*TASK GOAL*: Transcribe all the entries word for word, omitting any pictures they contain.

*DATA TO PROCESS*:

<<<<

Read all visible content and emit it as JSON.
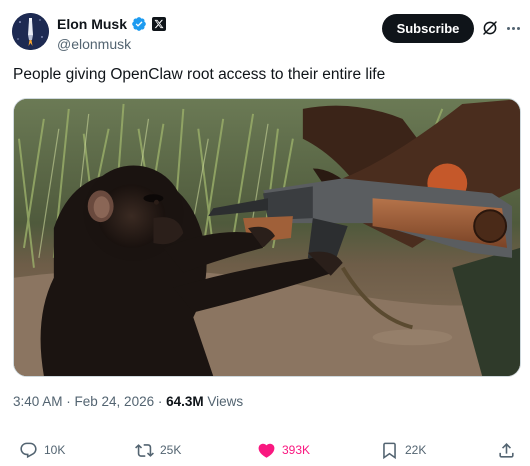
{
  "author": {
    "display_name": "Elon Musk",
    "handle": "@elonmusk",
    "avatar_icon": "rocket-avatar",
    "verified_color": "#1d9bf0"
  },
  "header": {
    "subscribe_label": "Subscribe",
    "grok_icon": "grok-icon",
    "more_icon": "more-icon"
  },
  "tweet": {
    "text": "People giving OpenClaw root access to their entire life"
  },
  "meta": {
    "time": "3:40 AM",
    "separator": " · ",
    "date": "Feb 24, 2026",
    "separator2": " · ",
    "views_count": "64.3M",
    "views_label": " Views"
  },
  "actions": {
    "reply": {
      "icon": "reply-icon",
      "count": "10K"
    },
    "repost": {
      "icon": "repost-icon",
      "count": "25K"
    },
    "like": {
      "icon": "heart-icon",
      "count": "393K",
      "liked": true,
      "color": "#f91880"
    },
    "bookmark": {
      "icon": "bookmark-icon",
      "count": "22K"
    },
    "share": {
      "icon": "share-icon"
    }
  }
}
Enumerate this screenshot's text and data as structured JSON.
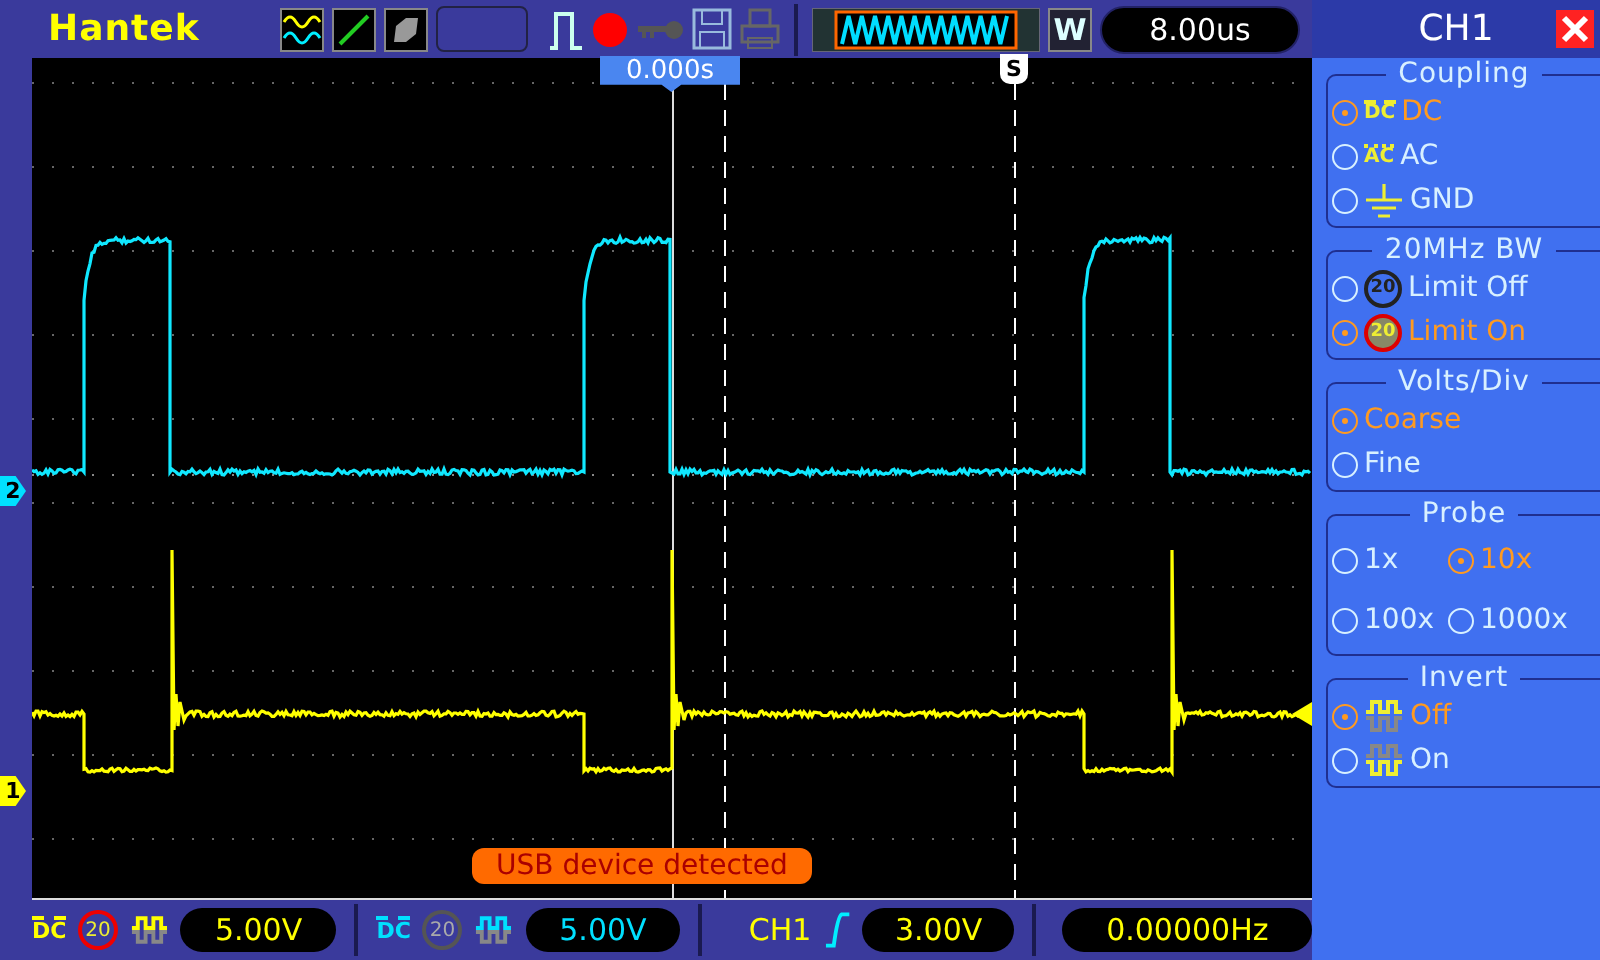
{
  "top_bar": {
    "logo": "Hantek",
    "timebase_mode": "W",
    "timebase": "8.00us"
  },
  "screen": {
    "time_position": "0.000s",
    "trigger_marker": "S",
    "message": "USB device detected",
    "markers": [
      {
        "label": "2",
        "color": "#00e0ff",
        "kind": "ch2"
      },
      {
        "label": "1",
        "color": "#ffff00",
        "kind": "ch1"
      }
    ]
  },
  "panel": {
    "title": "CH1",
    "groups": [
      {
        "title": "Coupling",
        "kind": "list",
        "options": [
          {
            "label": "DC",
            "kind": "dc",
            "icon_text": "DC",
            "selected": true
          },
          {
            "label": "AC",
            "kind": "ac",
            "icon_text": "AC",
            "selected": false
          },
          {
            "label": "GND",
            "kind": "gnd",
            "selected": false
          }
        ]
      },
      {
        "title": "20MHz BW",
        "kind": "list",
        "options": [
          {
            "label": "Limit Off",
            "kind": "bw_off",
            "icon_text": "20",
            "selected": false
          },
          {
            "label": "Limit On",
            "kind": "bw_on",
            "icon_text": "20",
            "selected": true
          }
        ]
      },
      {
        "title": "Volts/Div",
        "kind": "list",
        "options": [
          {
            "label": "Coarse",
            "kind": "plain",
            "selected": true
          },
          {
            "label": "Fine",
            "kind": "plain",
            "selected": false
          }
        ]
      },
      {
        "title": "Probe",
        "kind": "grid",
        "options": [
          {
            "label": "1x",
            "kind": "plain",
            "selected": false
          },
          {
            "label": "10x",
            "kind": "plain",
            "selected": true
          },
          {
            "label": "100x",
            "kind": "plain",
            "selected": false
          },
          {
            "label": "1000x",
            "kind": "plain",
            "selected": false
          }
        ]
      },
      {
        "title": "Invert",
        "kind": "list",
        "options": [
          {
            "label": "Off",
            "kind": "inv_off",
            "selected": true
          },
          {
            "label": "On",
            "kind": "inv_on",
            "selected": false
          }
        ]
      }
    ]
  },
  "status_bar": {
    "channels": [
      {
        "kind": "ch1",
        "coupling": "DC",
        "bw": "20",
        "bw_limit": true,
        "scale": "5.00V"
      },
      {
        "kind": "ch2",
        "coupling": "DC",
        "bw": "20",
        "bw_limit": false,
        "scale": "5.00V"
      }
    ],
    "trigger": {
      "source": "CH1",
      "level": "3.00V"
    },
    "frequency": "0.00000Hz"
  }
}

>>>>

*EXERCISE SOLUTION*:
Read all visible content and emit it as JSON.
{
  "author": {
    "display_name": "Elon Musk",
    "handle": "@elonmusk",
    "avatar_icon": "rocket-avatar",
    "verified_color": "#1d9bf0"
  },
  "header": {
    "subscribe_label": "Subscribe",
    "grok_icon": "grok-icon",
    "more_icon": "more-icon"
  },
  "tweet": {
    "text": "People giving OpenClaw root access to their entire life"
  },
  "meta": {
    "time": "3:40 AM",
    "separator": " · ",
    "date": "Feb 24, 2026",
    "separator2": " · ",
    "views_count": "64.3M",
    "views_label": " Views"
  },
  "actions": {
    "reply": {
      "icon": "reply-icon",
      "count": "10K"
    },
    "repost": {
      "icon": "repost-icon",
      "count": "25K"
    },
    "like": {
      "icon": "heart-icon",
      "count": "393K",
      "liked": true,
      "color": "#f91880"
    },
    "bookmark": {
      "icon": "bookmark-icon",
      "count": "22K"
    },
    "share": {
      "icon": "share-icon"
    }
  }
}
Enumerate this screenshot's text and data as structured JSON.
{
  "top_bar": {
    "logo": "Hantek",
    "timebase_mode": "W",
    "timebase": "8.00us"
  },
  "screen": {
    "time_position": "0.000s",
    "trigger_marker": "S",
    "message": "USB device detected",
    "markers": [
      {
        "label": "2",
        "color": "#00e0ff",
        "kind": "ch2"
      },
      {
        "label": "1",
        "color": "#ffff00",
        "kind": "ch1"
      }
    ]
  },
  "panel": {
    "title": "CH1",
    "groups": [
      {
        "title": "Coupling",
        "kind": "list",
        "options": [
          {
            "label": "DC",
            "kind": "dc",
            "icon_text": "DC",
            "selected": true
          },
          {
            "label": "AC",
            "kind": "ac",
            "icon_text": "AC",
            "selected": false
          },
          {
            "label": "GND",
            "kind": "gnd",
            "selected": false
          }
        ]
      },
      {
        "title": "20MHz BW",
        "kind": "list",
        "options": [
          {
            "label": "Limit Off",
            "kind": "bw_off",
            "icon_text": "20",
            "selected": false
          },
          {
            "label": "Limit On",
            "kind": "bw_on",
            "icon_text": "20",
            "selected": true
          }
        ]
      },
      {
        "title": "Volts/Div",
        "kind": "list",
        "options": [
          {
            "label": "Coarse",
            "kind": "plain",
            "selected": true
          },
          {
            "label": "Fine",
            "kind": "plain",
            "selected": false
          }
        ]
      },
      {
        "title": "Probe",
        "kind": "grid",
        "options": [
          {
            "label": "1x",
            "kind": "plain",
            "selected": false
          },
          {
            "label": "10x",
            "kind": "plain",
            "selected": true
          },
          {
            "label": "100x",
            "kind": "plain",
            "selected": false
          },
          {
            "label": "1000x",
            "kind": "plain",
            "selected": false
          }
        ]
      },
      {
        "title": "Invert",
        "kind": "list",
        "options": [
          {
            "label": "Off",
            "kind": "inv_off",
            "selected": true
          },
          {
            "label": "On",
            "kind": "inv_on",
            "selected": false
          }
        ]
      }
    ]
  },
  "status_bar": {
    "channels": [
      {
        "kind": "ch1",
        "coupling": "DC",
        "bw": "20",
        "bw_limit": true,
        "scale": "5.00V"
      },
      {
        "kind": "ch2",
        "coupling": "DC",
        "bw": "20",
        "bw_limit": false,
        "scale": "5.00V"
      }
    ],
    "trigger": {
      "source": "CH1",
      "level": "3.00V"
    },
    "frequency": "0.00000Hz"
  }
}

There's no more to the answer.